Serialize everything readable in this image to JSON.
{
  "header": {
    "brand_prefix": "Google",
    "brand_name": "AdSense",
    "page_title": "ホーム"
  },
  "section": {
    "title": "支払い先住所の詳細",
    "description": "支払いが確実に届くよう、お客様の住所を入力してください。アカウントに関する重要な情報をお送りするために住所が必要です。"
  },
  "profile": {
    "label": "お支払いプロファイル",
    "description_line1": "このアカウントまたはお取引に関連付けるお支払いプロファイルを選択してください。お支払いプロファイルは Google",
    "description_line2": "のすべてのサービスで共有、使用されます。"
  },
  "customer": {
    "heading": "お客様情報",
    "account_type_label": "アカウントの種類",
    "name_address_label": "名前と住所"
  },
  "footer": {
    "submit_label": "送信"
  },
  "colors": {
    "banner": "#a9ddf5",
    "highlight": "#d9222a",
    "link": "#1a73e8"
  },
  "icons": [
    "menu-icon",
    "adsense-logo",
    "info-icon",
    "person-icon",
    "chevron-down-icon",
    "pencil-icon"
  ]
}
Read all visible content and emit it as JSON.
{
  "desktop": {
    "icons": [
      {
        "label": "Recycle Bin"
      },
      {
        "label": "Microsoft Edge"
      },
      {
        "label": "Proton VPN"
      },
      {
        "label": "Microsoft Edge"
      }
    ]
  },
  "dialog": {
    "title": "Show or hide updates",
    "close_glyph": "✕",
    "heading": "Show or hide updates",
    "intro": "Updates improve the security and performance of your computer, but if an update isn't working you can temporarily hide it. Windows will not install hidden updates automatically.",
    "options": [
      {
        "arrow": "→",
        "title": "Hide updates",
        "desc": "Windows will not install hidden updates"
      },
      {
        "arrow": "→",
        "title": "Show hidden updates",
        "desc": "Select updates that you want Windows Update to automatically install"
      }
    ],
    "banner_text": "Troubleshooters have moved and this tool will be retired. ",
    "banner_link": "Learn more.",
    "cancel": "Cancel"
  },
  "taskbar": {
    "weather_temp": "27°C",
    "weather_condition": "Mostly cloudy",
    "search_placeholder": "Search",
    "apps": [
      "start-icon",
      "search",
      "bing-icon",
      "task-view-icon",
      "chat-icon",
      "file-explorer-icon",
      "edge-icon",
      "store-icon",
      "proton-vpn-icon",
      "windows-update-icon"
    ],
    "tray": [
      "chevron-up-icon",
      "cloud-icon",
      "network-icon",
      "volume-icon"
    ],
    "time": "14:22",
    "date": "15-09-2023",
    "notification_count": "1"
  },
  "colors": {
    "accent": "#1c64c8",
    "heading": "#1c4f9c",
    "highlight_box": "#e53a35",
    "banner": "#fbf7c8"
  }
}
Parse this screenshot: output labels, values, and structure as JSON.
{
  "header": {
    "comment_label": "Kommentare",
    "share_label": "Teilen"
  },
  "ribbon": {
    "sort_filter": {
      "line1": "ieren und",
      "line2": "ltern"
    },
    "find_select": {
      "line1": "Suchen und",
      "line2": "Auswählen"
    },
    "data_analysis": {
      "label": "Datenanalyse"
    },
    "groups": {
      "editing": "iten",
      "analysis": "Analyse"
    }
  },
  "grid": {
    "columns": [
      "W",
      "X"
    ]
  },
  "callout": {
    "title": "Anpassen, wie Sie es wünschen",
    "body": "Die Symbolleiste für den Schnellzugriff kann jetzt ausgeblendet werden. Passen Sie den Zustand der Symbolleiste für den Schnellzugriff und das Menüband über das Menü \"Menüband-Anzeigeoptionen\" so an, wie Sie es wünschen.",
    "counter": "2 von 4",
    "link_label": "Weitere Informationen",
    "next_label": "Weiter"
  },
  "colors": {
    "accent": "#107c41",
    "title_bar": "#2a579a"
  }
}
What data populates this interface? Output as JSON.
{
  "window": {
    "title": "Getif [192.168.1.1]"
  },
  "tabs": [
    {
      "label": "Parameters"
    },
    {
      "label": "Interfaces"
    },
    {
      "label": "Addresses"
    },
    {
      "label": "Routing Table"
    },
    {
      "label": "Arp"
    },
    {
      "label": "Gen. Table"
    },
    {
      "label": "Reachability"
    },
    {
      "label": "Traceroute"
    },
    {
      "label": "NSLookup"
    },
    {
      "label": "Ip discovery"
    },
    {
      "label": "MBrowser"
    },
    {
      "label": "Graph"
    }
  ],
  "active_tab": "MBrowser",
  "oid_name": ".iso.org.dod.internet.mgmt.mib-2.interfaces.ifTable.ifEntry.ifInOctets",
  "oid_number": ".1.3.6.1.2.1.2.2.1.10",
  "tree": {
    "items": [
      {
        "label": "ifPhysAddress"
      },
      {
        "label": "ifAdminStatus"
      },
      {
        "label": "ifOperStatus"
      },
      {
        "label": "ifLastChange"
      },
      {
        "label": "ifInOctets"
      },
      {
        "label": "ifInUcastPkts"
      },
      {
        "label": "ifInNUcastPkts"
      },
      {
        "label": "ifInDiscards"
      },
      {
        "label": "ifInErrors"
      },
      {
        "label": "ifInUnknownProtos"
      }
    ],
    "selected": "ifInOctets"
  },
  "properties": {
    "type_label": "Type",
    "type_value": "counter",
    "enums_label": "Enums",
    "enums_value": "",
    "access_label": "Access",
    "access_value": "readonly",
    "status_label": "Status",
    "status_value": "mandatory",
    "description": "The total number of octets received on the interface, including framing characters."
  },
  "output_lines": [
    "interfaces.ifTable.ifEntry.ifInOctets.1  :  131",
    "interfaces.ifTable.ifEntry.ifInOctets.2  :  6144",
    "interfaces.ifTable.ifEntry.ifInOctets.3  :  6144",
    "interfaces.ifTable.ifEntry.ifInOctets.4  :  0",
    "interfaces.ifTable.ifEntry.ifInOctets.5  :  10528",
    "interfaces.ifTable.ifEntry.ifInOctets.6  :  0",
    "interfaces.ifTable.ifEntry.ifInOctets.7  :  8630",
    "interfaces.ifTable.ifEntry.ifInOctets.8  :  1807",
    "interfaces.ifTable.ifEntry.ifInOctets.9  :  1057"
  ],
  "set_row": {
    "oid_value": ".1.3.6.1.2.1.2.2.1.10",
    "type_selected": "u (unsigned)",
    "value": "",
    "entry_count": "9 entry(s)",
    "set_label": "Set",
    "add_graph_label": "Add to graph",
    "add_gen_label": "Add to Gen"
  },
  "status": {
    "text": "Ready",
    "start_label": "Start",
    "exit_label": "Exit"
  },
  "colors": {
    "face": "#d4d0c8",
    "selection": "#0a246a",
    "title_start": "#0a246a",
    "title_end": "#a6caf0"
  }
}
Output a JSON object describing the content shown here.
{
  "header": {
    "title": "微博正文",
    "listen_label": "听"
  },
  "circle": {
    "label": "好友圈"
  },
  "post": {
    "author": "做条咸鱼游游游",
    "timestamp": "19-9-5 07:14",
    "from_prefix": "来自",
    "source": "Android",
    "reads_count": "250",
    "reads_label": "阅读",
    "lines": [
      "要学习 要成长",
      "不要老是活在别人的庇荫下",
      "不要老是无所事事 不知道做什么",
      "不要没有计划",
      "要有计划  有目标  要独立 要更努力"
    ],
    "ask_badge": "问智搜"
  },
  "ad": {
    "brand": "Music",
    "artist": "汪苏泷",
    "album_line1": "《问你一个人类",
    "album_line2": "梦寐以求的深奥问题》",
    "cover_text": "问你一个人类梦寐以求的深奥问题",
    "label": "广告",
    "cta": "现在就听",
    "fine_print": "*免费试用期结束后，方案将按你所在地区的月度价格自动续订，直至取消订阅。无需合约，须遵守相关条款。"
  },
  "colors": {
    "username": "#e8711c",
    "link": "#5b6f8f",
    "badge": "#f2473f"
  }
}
··········
**Task goal**
Return all of the entries exactly as they were supplied.

**Correct result**
Serialize everything readable in this image to JSON.
{
  "header": {
    "brand_prefix": "Google",
    "brand_name": "AdSense",
    "page_title": "ホーム"
  },
  "section": {
    "title": "支払い先住所の詳細",
    "description": "支払いが確実に届くよう、お客様の住所を入力してください。アカウントに関する重要な情報をお送りするために住所が必要です。"
  },
  "profile": {
    "label": "お支払いプロファイル",
    "description_line1": "このアカウントまたはお取引に関連付けるお支払いプロファイルを選択してください。お支払いプロファイルは Google",
    "description_line2": "のすべてのサービスで共有、使用されます。"
  },
  "customer": {
    "heading": "お客様情報",
    "account_type_label": "アカウントの種類",
    "name_address_label": "名前と住所"
  },
  "footer": {
    "submit_label": "送信"
  },
  "colors": {
    "banner": "#a9ddf5",
    "highlight": "#d9222a",
    "link": "#1a73e8"
  },
  "icons": [
    "menu-icon",
    "adsense-logo",
    "info-icon",
    "person-icon",
    "chevron-down-icon",
    "pencil-icon"
  ]
}
Read all visible content and emit it as JSON.
{
  "desktop": {
    "icons": [
      {
        "label": "Recycle Bin"
      },
      {
        "label": "Microsoft Edge"
      },
      {
        "label": "Proton VPN"
      },
      {
        "label": "Microsoft Edge"
      }
    ]
  },
  "dialog": {
    "title": "Show or hide updates",
    "close_glyph": "✕",
    "heading": "Show or hide updates",
    "intro": "Updates improve the security and performance of your computer, but if an update isn't working you can temporarily hide it. Windows will not install hidden updates automatically.",
    "options": [
      {
        "arrow": "→",
        "title": "Hide updates",
        "desc": "Windows will not install hidden updates"
      },
      {
        "arrow": "→",
        "title": "Show hidden updates",
        "desc": "Select updates that you want Windows Update to automatically install"
      }
    ],
    "banner_text": "Troubleshooters have moved and this tool will be retired. ",
    "banner_link": "Learn more.",
    "cancel": "Cancel"
  },
  "taskbar": {
    "weather_temp": "27°C",
    "weather_condition": "Mostly cloudy",
    "search_placeholder": "Search",
    "apps": [
      "start-icon",
      "search",
      "bing-icon",
      "task-view-icon",
      "chat-icon",
      "file-explorer-icon",
      "edge-icon",
      "store-icon",
      "proton-vpn-icon",
      "windows-update-icon"
    ],
    "tray": [
      "chevron-up-icon",
      "cloud-icon",
      "network-icon",
      "volume-icon"
    ],
    "time": "14:22",
    "date": "15-09-2023",
    "notification_count": "1"
  },
  "colors": {
    "accent": "#1c64c8",
    "heading": "#1c4f9c",
    "highlight_box": "#e53a35",
    "banner": "#fbf7c8"
  }
}
Parse this screenshot: output labels, values, and structure as JSON.
{
  "header": {
    "comment_label": "Kommentare",
    "share_label": "Teilen"
  },
  "ribbon": {
    "sort_filter": {
      "line1": "ieren und",
      "line2": "ltern"
    },
    "find_select": {
      "line1": "Suchen und",
      "line2": "Auswählen"
    },
    "data_analysis": {
      "label": "Datenanalyse"
    },
    "groups": {
      "editing": "iten",
      "analysis": "Analyse"
    }
  },
  "grid": {
    "columns": [
      "W",
      "X"
    ]
  },
  "callout": {
    "title": "Anpassen, wie Sie es wünschen",
    "body": "Die Symbolleiste für den Schnellzugriff kann jetzt ausgeblendet werden. Passen Sie den Zustand der Symbolleiste für den Schnellzugriff und das Menüband über das Menü \"Menüband-Anzeigeoptionen\" so an, wie Sie es wünschen.",
    "counter": "2 von 4",
    "link_label": "Weitere Informationen",
    "next_label": "Weiter"
  },
  "colors": {
    "accent": "#107c41",
    "title_bar": "#2a579a"
  }
}
What data populates this interface? Output as JSON.
{
  "window": {
    "title": "Getif [192.168.1.1]"
  },
  "tabs": [
    {
      "label": "Parameters"
    },
    {
      "label": "Interfaces"
    },
    {
      "label": "Addresses"
    },
    {
      "label": "Routing Table"
    },
    {
      "label": "Arp"
    },
    {
      "label": "Gen. Table"
    },
    {
      "label": "Reachability"
    },
    {
      "label": "Traceroute"
    },
    {
      "label": "NSLookup"
    },
    {
      "label": "Ip discovery"
    },
    {
      "label": "MBrowser"
    },
    {
      "label": "Graph"
    }
  ],
  "active_tab": "MBrowser",
  "oid_name": ".iso.org.dod.internet.mgmt.mib-2.interfaces.ifTable.ifEntry.ifInOctets",
  "oid_number": ".1.3.6.1.2.1.2.2.1.10",
  "tree": {
    "items": [
      {
        "label": "ifPhysAddress"
      },
      {
        "label": "ifAdminStatus"
      },
      {
        "label": "ifOperStatus"
      },
      {
        "label": "ifLastChange"
      },
      {
        "label": "ifInOctets"
      },
      {
        "label": "ifInUcastPkts"
      },
      {
        "label": "ifInNUcastPkts"
      },
      {
        "label": "ifInDiscards"
      },
      {
        "label": "ifInErrors"
      },
      {
        "label": "ifInUnknownProtos"
      }
    ],
    "selected": "ifInOctets"
  },
  "properties": {
    "type_label": "Type",
    "type_value": "counter",
    "enums_label": "Enums",
    "enums_value": "",
    "access_label": "Access",
    "access_value": "readonly",
    "status_label": "Status",
    "status_value": "mandatory",
    "description": "The total number of octets received on the interface, including framing characters."
  },
  "output_lines": [
    "interfaces.ifTable.ifEntry.ifInOctets.1  :  131",
    "interfaces.ifTable.ifEntry.ifInOctets.2  :  6144",
    "interfaces.ifTable.ifEntry.ifInOctets.3  :  6144",
    "interfaces.ifTable.ifEntry.ifInOctets.4  :  0",
    "interfaces.ifTable.ifEntry.ifInOctets.5  :  10528",
    "interfaces.ifTable.ifEntry.ifInOctets.6  :  0",
    "interfaces.ifTable.ifEntry.ifInOctets.7  :  8630",
    "interfaces.ifTable.ifEntry.ifInOctets.8  :  1807",
    "interfaces.ifTable.ifEntry.ifInOctets.9  :  1057"
  ],
  "set_row": {
    "oid_value": ".1.3.6.1.2.1.2.2.1.10",
    "type_selected": "u (unsigned)",
    "value": "",
    "entry_count": "9 entry(s)",
    "set_label": "Set",
    "add_graph_label": "Add to graph",
    "add_gen_label": "Add to Gen"
  },
  "status": {
    "text": "Ready",
    "start_label": "Start",
    "exit_label": "Exit"
  },
  "colors": {
    "face": "#d4d0c8",
    "selection": "#0a246a",
    "title_start": "#0a246a",
    "title_end": "#a6caf0"
  }
}
Output a JSON object describing the content shown here.
{
  "header": {
    "title": "微博正文",
    "listen_label": "听"
  },
  "circle": {
    "label": "好友圈"
  },
  "post": {
    "author": "做条咸鱼游游游",
    "timestamp": "19-9-5 07:14",
    "from_prefix": "来自",
    "source": "Android",
    "reads_count": "250",
    "reads_label": "阅读",
    "lines": [
      "要学习 要成长",
      "不要老是活在别人的庇荫下",
      "不要老是无所事事 不知道做什么",
      "不要没有计划",
      "要有计划  有目标  要独立 要更努力"
    ],
    "ask_badge": "问智搜"
  },
  "ad": {
    "brand": "Music",
    "artist": "汪苏泷",
    "album_line1": "《问你一个人类",
    "album_line2": "梦寐以求的深奥问题》",
    "cover_text": "问你一个人类梦寐以求的深奥问题",
    "label": "广告",
    "cta": "现在就听",
    "fine_print": "*免费试用期结束后，方案将按你所在地区的月度价格自动续订，直至取消订阅。无需合约，须遵守相关条款。"
  },
  "colors": {
    "username": "#e8711c",
    "link": "#5b6f8f",
    "badge": "#f2473f"
  }
}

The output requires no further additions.